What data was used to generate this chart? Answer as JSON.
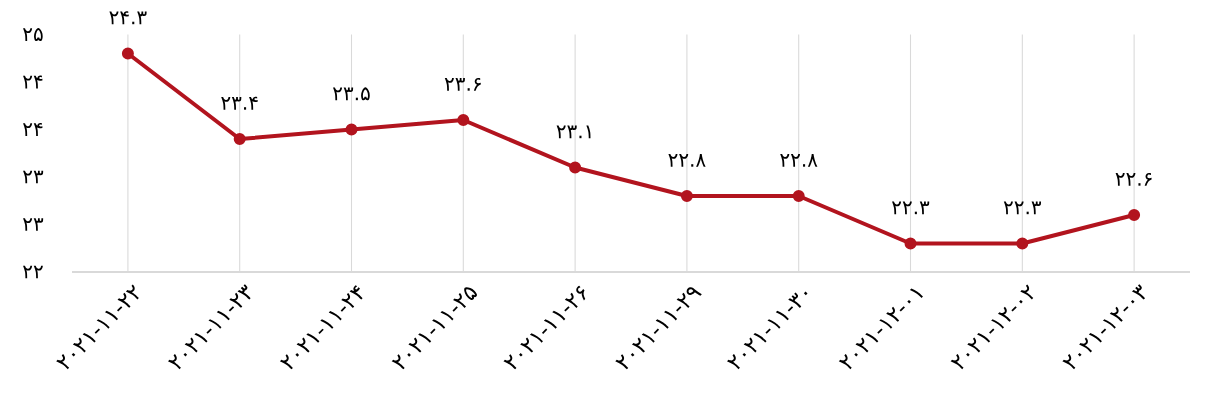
{
  "chart_data": {
    "type": "line",
    "categories": [
      "۲۰۲۱-۱۱-۲۲",
      "۲۰۲۱-۱۱-۲۳",
      "۲۰۲۱-۱۱-۲۴",
      "۲۰۲۱-۱۱-۲۵",
      "۲۰۲۱-۱۱-۲۶",
      "۲۰۲۱-۱۱-۲۹",
      "۲۰۲۱-۱۱-۳۰",
      "۲۰۲۱-۱۲-۰۱",
      "۲۰۲۱-۱۲-۰۲",
      "۲۰۲۱-۱۲-۰۳"
    ],
    "values": [
      24.3,
      23.4,
      23.5,
      23.6,
      23.1,
      22.8,
      22.8,
      22.3,
      22.3,
      22.6
    ],
    "value_labels": [
      "۲۴.۳",
      "۲۳.۴",
      "۲۳.۵",
      "۲۳.۶",
      "۲۳.۱",
      "۲۲.۸",
      "۲۲.۸",
      "۲۲.۳",
      "۲۲.۳",
      "۲۲.۶"
    ],
    "color": "#b2141e",
    "ylim": [
      22,
      24.5
    ],
    "yticks": [
      {
        "value": 22,
        "label": "۲۲"
      },
      {
        "value": 22.5,
        "label": "۲۳"
      },
      {
        "value": 23,
        "label": "۲۳"
      },
      {
        "value": 23.5,
        "label": "۲۴"
      },
      {
        "value": 24,
        "label": "۲۴"
      },
      {
        "value": 24.5,
        "label": "۲۵"
      }
    ],
    "grid": "x",
    "marker": "circle",
    "line_style": "solid"
  }
}
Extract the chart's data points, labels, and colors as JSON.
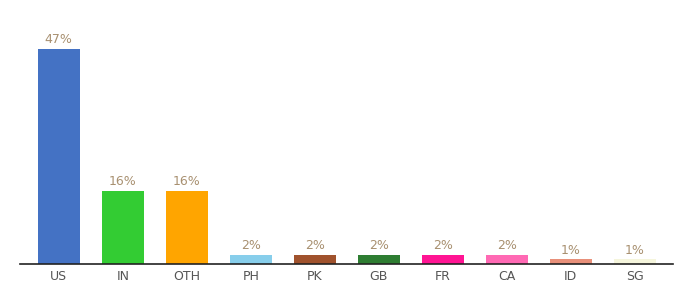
{
  "categories": [
    "US",
    "IN",
    "OTH",
    "PH",
    "PK",
    "GB",
    "FR",
    "CA",
    "ID",
    "SG"
  ],
  "values": [
    47,
    16,
    16,
    2,
    2,
    2,
    2,
    2,
    1,
    1
  ],
  "bar_colors": [
    "#4472C4",
    "#33CC33",
    "#FFA500",
    "#87CEEB",
    "#A0522D",
    "#2E7D32",
    "#FF1493",
    "#FF69B4",
    "#E8907A",
    "#F5F5DC"
  ],
  "labels": [
    "47%",
    "16%",
    "16%",
    "2%",
    "2%",
    "2%",
    "2%",
    "2%",
    "1%",
    "1%"
  ],
  "label_color": "#A89070",
  "background_color": "#ffffff",
  "ylim": [
    0,
    53
  ],
  "bar_width": 0.65,
  "label_fontsize": 9,
  "tick_fontsize": 9,
  "tick_color": "#555555"
}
****
= THE TASK =
Drop the images and quote the entries word for word.

= EXERCISE ANSWER =
What data was used to generate this chart? Answer as JSON.
{
  "chart_data": {
    "type": "line",
    "categories": [
      "۲۰۲۱-۱۱-۲۲",
      "۲۰۲۱-۱۱-۲۳",
      "۲۰۲۱-۱۱-۲۴",
      "۲۰۲۱-۱۱-۲۵",
      "۲۰۲۱-۱۱-۲۶",
      "۲۰۲۱-۱۱-۲۹",
      "۲۰۲۱-۱۱-۳۰",
      "۲۰۲۱-۱۲-۰۱",
      "۲۰۲۱-۱۲-۰۲",
      "۲۰۲۱-۱۲-۰۳"
    ],
    "values": [
      24.3,
      23.4,
      23.5,
      23.6,
      23.1,
      22.8,
      22.8,
      22.3,
      22.3,
      22.6
    ],
    "value_labels": [
      "۲۴.۳",
      "۲۳.۴",
      "۲۳.۵",
      "۲۳.۶",
      "۲۳.۱",
      "۲۲.۸",
      "۲۲.۸",
      "۲۲.۳",
      "۲۲.۳",
      "۲۲.۶"
    ],
    "color": "#b2141e",
    "ylim": [
      22,
      24.5
    ],
    "yticks": [
      {
        "value": 22,
        "label": "۲۲"
      },
      {
        "value": 22.5,
        "label": "۲۳"
      },
      {
        "value": 23,
        "label": "۲۳"
      },
      {
        "value": 23.5,
        "label": "۲۴"
      },
      {
        "value": 24,
        "label": "۲۴"
      },
      {
        "value": 24.5,
        "label": "۲۵"
      }
    ],
    "grid": "x",
    "marker": "circle",
    "line_style": "solid"
  }
}
Extract the chart's data points, labels, and colors as JSON.
{
  "categories": [
    "US",
    "IN",
    "OTH",
    "PH",
    "PK",
    "GB",
    "FR",
    "CA",
    "ID",
    "SG"
  ],
  "values": [
    47,
    16,
    16,
    2,
    2,
    2,
    2,
    2,
    1,
    1
  ],
  "bar_colors": [
    "#4472C4",
    "#33CC33",
    "#FFA500",
    "#87CEEB",
    "#A0522D",
    "#2E7D32",
    "#FF1493",
    "#FF69B4",
    "#E8907A",
    "#F5F5DC"
  ],
  "labels": [
    "47%",
    "16%",
    "16%",
    "2%",
    "2%",
    "2%",
    "2%",
    "2%",
    "1%",
    "1%"
  ],
  "label_color": "#A89070",
  "background_color": "#ffffff",
  "ylim": [
    0,
    53
  ],
  "bar_width": 0.65,
  "label_fontsize": 9,
  "tick_fontsize": 9,
  "tick_color": "#555555"
}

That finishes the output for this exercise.